Written problem:
Extract the whole listing as it stands. Do not include the pictures.
Material provided start
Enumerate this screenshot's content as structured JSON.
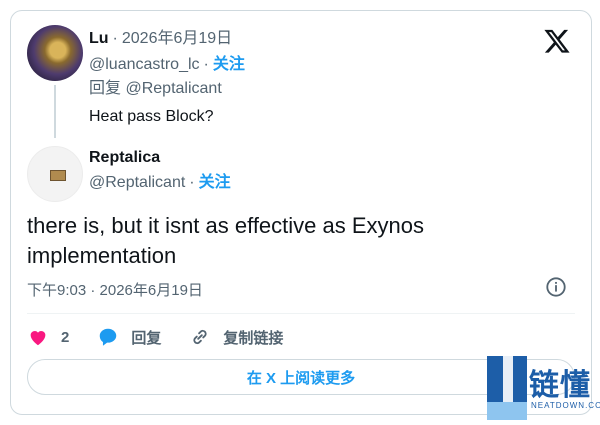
{
  "parent": {
    "name": "Lu",
    "date": "2026年6月19日",
    "handle": "@luancastro_lc",
    "follow": "关注",
    "reply_prefix": "回复",
    "reply_to": "@Reptalicant",
    "text": "Heat pass Block?"
  },
  "reply": {
    "name": "Reptalica",
    "handle": "@Reptalicant",
    "follow": "关注",
    "text": "there is, but it isnt as effective as Exynos implementation",
    "time": "下午9:03 · 2026年6月19日"
  },
  "actions": {
    "like_count": "2",
    "reply_label": "回复",
    "copy_label": "复制链接"
  },
  "read_more": "在 X 上阅读更多",
  "watermark": {
    "cn": "链懂",
    "en": "NEATDOWN.COM"
  },
  "colors": {
    "accent": "#1d9bf0",
    "like": "#f91880",
    "muted": "#536471"
  },
  "icons": [
    "x-logo-icon",
    "info-icon",
    "heart-icon",
    "reply-bubble-icon",
    "link-icon"
  ]
}
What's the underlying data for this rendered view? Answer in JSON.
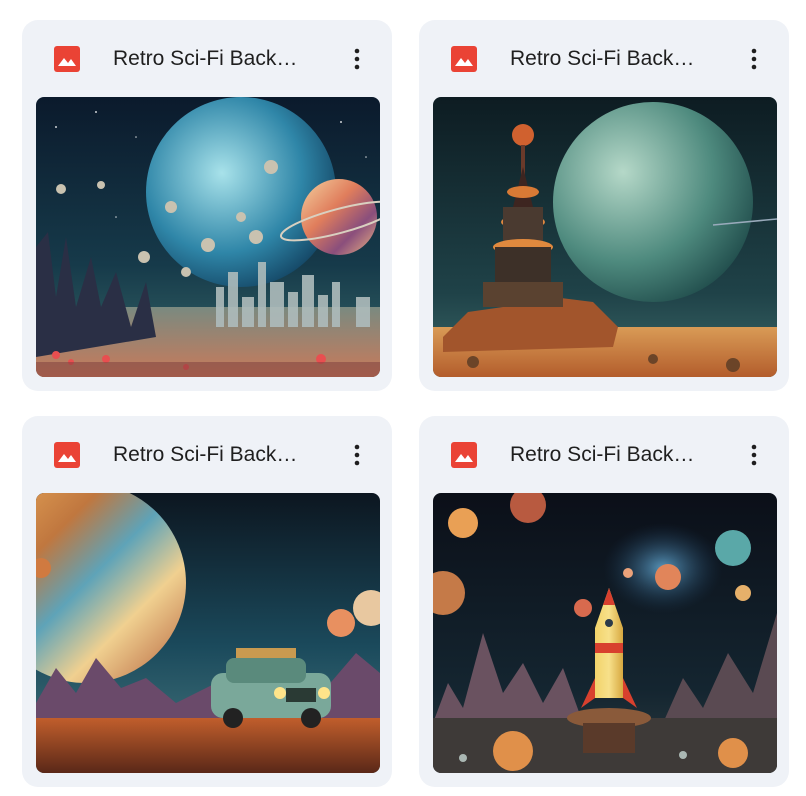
{
  "files": [
    {
      "title": "Retro Sci-Fi Back…",
      "file_type_icon": "image-file-icon",
      "menu_icon": "more-vert-icon"
    },
    {
      "title": "Retro Sci-Fi Back…",
      "file_type_icon": "image-file-icon",
      "menu_icon": "more-vert-icon"
    },
    {
      "title": "Retro Sci-Fi Back…",
      "file_type_icon": "image-file-icon",
      "menu_icon": "more-vert-icon"
    },
    {
      "title": "Retro Sci-Fi Back…",
      "file_type_icon": "image-file-icon",
      "menu_icon": "more-vert-icon"
    }
  ],
  "colors": {
    "card_bg": "#eff2f7",
    "image_icon_red": "#ea4335",
    "text": "#1f1f1f"
  }
}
Material provided end
The answer:
Enumerate this screenshot's content as structured JSON.
{
  "parent": {
    "name": "Lu",
    "date": "2026年6月19日",
    "handle": "@luancastro_lc",
    "follow": "关注",
    "reply_prefix": "回复",
    "reply_to": "@Reptalicant",
    "text": "Heat pass Block?"
  },
  "reply": {
    "name": "Reptalica",
    "handle": "@Reptalicant",
    "follow": "关注",
    "text": "there is, but it isnt as effective as Exynos implementation",
    "time": "下午9:03 · 2026年6月19日"
  },
  "actions": {
    "like_count": "2",
    "reply_label": "回复",
    "copy_label": "复制链接"
  },
  "read_more": "在 X 上阅读更多",
  "watermark": {
    "cn": "链懂",
    "en": "NEATDOWN.COM"
  },
  "colors": {
    "accent": "#1d9bf0",
    "like": "#f91880",
    "muted": "#536471"
  },
  "icons": [
    "x-logo-icon",
    "info-icon",
    "heart-icon",
    "reply-bubble-icon",
    "link-icon"
  ]
}
What's the underlying data for this rendered view? Answer in JSON.
{
  "files": [
    {
      "title": "Retro Sci-Fi Back…",
      "file_type_icon": "image-file-icon",
      "menu_icon": "more-vert-icon"
    },
    {
      "title": "Retro Sci-Fi Back…",
      "file_type_icon": "image-file-icon",
      "menu_icon": "more-vert-icon"
    },
    {
      "title": "Retro Sci-Fi Back…",
      "file_type_icon": "image-file-icon",
      "menu_icon": "more-vert-icon"
    },
    {
      "title": "Retro Sci-Fi Back…",
      "file_type_icon": "image-file-icon",
      "menu_icon": "more-vert-icon"
    }
  ],
  "colors": {
    "card_bg": "#eff2f7",
    "image_icon_red": "#ea4335",
    "text": "#1f1f1f"
  }
}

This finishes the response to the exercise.